Dataset records =>
------------------------------------------------------------

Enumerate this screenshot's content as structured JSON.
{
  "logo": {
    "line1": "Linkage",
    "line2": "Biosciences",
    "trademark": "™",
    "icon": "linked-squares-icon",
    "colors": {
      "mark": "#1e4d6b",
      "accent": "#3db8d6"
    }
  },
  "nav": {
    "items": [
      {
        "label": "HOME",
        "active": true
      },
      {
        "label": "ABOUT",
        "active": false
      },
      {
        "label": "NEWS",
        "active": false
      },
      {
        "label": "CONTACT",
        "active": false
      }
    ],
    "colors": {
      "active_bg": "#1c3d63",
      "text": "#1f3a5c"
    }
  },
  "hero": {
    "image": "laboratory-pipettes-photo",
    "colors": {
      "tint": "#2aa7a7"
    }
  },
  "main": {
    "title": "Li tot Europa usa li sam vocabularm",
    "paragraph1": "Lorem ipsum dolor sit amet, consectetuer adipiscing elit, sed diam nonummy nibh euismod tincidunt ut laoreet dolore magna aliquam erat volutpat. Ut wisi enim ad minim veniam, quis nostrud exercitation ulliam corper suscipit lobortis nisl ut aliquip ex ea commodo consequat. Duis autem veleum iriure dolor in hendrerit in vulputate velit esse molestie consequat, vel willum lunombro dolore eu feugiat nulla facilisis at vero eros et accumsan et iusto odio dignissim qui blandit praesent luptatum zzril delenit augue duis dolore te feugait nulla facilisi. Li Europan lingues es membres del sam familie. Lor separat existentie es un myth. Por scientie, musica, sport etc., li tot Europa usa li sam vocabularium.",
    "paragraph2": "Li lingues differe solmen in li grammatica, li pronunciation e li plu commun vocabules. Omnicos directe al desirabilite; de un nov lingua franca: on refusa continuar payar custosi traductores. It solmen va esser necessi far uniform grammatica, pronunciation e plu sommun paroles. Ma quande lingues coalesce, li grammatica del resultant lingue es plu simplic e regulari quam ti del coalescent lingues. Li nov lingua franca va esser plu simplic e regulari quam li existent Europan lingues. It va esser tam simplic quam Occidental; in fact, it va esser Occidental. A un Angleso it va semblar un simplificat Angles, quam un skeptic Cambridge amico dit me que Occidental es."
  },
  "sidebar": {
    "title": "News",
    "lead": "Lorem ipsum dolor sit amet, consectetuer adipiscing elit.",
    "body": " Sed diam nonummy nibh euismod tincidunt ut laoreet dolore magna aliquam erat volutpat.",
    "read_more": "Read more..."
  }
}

------------------------------------------------------------

Set exercise => The records above should all be quoted exactly, please.

Task output =>
Enumerate this screenshot's content as structured JSON.
{
  "logo": {
    "line1": "Linkage",
    "line2": "Biosciences",
    "trademark": "™",
    "icon": "linked-squares-icon",
    "colors": {
      "mark": "#1e4d6b",
      "accent": "#3db8d6"
    }
  },
  "nav": {
    "items": [
      {
        "label": "HOME",
        "active": true
      },
      {
        "label": "ABOUT",
        "active": false
      },
      {
        "label": "NEWS",
        "active": false
      },
      {
        "label": "CONTACT",
        "active": false
      }
    ],
    "colors": {
      "active_bg": "#1c3d63",
      "text": "#1f3a5c"
    }
  },
  "hero": {
    "image": "laboratory-pipettes-photo",
    "colors": {
      "tint": "#2aa7a7"
    }
  },
  "main": {
    "title": "Li tot Europa usa li sam vocabularm",
    "paragraph1": "Lorem ipsum dolor sit amet, consectetuer adipiscing elit, sed diam nonummy nibh euismod tincidunt ut laoreet dolore magna aliquam erat volutpat. Ut wisi enim ad minim veniam, quis nostrud exercitation ulliam corper suscipit lobortis nisl ut aliquip ex ea commodo consequat. Duis autem veleum iriure dolor in hendrerit in vulputate velit esse molestie consequat, vel willum lunombro dolore eu feugiat nulla facilisis at vero eros et accumsan et iusto odio dignissim qui blandit praesent luptatum zzril delenit augue duis dolore te feugait nulla facilisi. Li Europan lingues es membres del sam familie. Lor separat existentie es un myth. Por scientie, musica, sport etc., li tot Europa usa li sam vocabularium.",
    "paragraph2": "Li lingues differe solmen in li grammatica, li pronunciation e li plu commun vocabules. Omnicos directe al desirabilite; de un nov lingua franca: on refusa continuar payar custosi traductores. It solmen va esser necessi far uniform grammatica, pronunciation e plu sommun paroles. Ma quande lingues coalesce, li grammatica del resultant lingue es plu simplic e regulari quam ti del coalescent lingues. Li nov lingua franca va esser plu simplic e regulari quam li existent Europan lingues. It va esser tam simplic quam Occidental; in fact, it va esser Occidental. A un Angleso it va semblar un simplificat Angles, quam un skeptic Cambridge amico dit me que Occidental es."
  },
  "sidebar": {
    "title": "News",
    "lead": "Lorem ipsum dolor sit amet, consectetuer adipiscing elit.",
    "body": " Sed diam nonummy nibh euismod tincidunt ut laoreet dolore magna aliquam erat volutpat.",
    "read_more": "Read more..."
  }
}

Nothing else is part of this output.